**Brief**
Reading down the listing below, count the lines where the word "document" shows up, then give only that count.

**Entries supplied**
╔══

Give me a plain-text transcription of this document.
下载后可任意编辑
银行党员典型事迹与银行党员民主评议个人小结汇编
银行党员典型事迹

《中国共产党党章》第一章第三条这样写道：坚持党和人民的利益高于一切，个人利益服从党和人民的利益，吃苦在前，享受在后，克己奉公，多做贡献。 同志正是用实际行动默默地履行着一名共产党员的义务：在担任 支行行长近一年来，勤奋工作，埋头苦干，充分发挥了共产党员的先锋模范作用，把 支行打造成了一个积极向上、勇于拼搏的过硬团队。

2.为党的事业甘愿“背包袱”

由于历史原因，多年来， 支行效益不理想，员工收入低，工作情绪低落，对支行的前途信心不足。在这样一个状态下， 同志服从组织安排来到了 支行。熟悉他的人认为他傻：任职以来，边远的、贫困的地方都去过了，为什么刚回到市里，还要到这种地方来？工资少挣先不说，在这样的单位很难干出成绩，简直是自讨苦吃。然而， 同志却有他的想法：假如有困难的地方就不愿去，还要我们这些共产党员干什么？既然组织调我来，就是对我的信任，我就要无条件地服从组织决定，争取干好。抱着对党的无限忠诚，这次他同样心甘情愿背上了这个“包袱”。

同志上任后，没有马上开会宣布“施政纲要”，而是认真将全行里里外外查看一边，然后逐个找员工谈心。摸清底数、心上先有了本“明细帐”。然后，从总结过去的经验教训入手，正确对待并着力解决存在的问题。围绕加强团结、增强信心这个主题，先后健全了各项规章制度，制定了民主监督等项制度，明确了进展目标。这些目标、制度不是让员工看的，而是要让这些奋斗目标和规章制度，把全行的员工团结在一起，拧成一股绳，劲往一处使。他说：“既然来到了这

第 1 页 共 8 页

╚══
╔══

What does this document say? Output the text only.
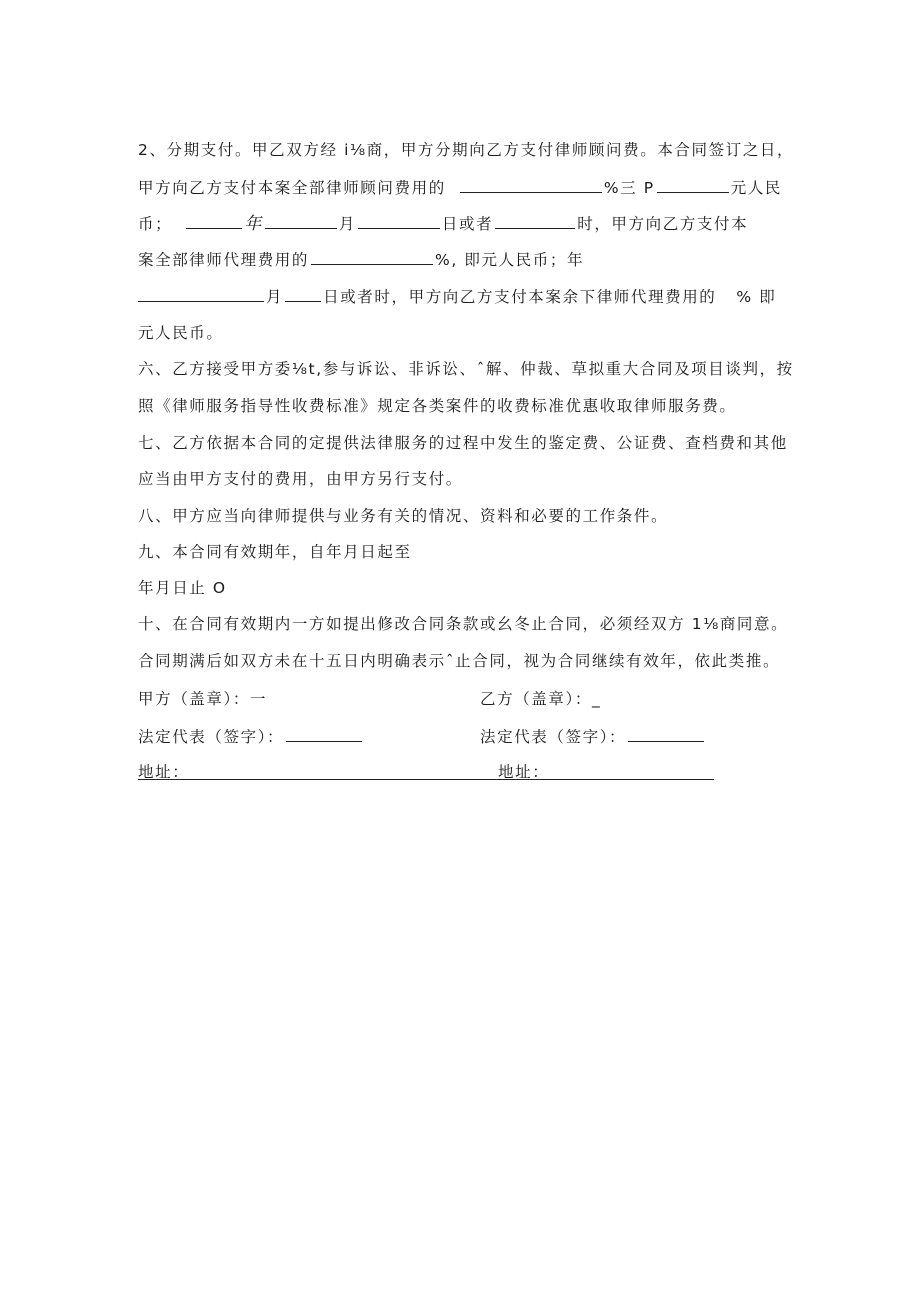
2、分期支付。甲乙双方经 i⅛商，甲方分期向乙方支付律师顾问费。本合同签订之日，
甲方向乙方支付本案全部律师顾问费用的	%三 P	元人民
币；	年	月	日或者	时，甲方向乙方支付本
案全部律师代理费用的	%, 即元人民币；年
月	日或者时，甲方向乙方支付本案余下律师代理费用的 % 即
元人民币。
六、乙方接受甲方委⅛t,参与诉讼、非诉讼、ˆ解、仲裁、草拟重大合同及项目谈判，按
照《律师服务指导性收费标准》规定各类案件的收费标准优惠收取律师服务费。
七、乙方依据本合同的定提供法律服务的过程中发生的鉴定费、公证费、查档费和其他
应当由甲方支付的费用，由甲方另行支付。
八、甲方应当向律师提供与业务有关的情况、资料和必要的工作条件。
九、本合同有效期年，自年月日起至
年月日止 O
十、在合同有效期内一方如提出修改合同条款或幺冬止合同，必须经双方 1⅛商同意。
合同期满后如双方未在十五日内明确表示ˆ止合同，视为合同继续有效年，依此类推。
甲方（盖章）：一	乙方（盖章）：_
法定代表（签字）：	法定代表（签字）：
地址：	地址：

╚══
╔══

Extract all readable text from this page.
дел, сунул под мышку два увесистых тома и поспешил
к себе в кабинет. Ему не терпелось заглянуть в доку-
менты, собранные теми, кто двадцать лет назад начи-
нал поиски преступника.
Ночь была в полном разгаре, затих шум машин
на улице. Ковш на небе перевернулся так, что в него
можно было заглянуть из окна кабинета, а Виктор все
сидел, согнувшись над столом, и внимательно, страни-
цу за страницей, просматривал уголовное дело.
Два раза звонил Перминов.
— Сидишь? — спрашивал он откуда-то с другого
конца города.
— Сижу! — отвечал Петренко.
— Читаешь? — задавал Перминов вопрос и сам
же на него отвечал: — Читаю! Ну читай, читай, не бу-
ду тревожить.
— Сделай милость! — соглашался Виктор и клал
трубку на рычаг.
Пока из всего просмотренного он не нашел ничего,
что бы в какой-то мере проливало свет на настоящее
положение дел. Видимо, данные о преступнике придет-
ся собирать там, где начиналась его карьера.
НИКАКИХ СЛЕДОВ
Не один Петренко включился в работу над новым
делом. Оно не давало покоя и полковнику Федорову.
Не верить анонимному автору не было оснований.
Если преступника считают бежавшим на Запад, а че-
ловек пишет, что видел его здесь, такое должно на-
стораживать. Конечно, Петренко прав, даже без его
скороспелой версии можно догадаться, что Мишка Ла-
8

╚══

**Result for this task**
2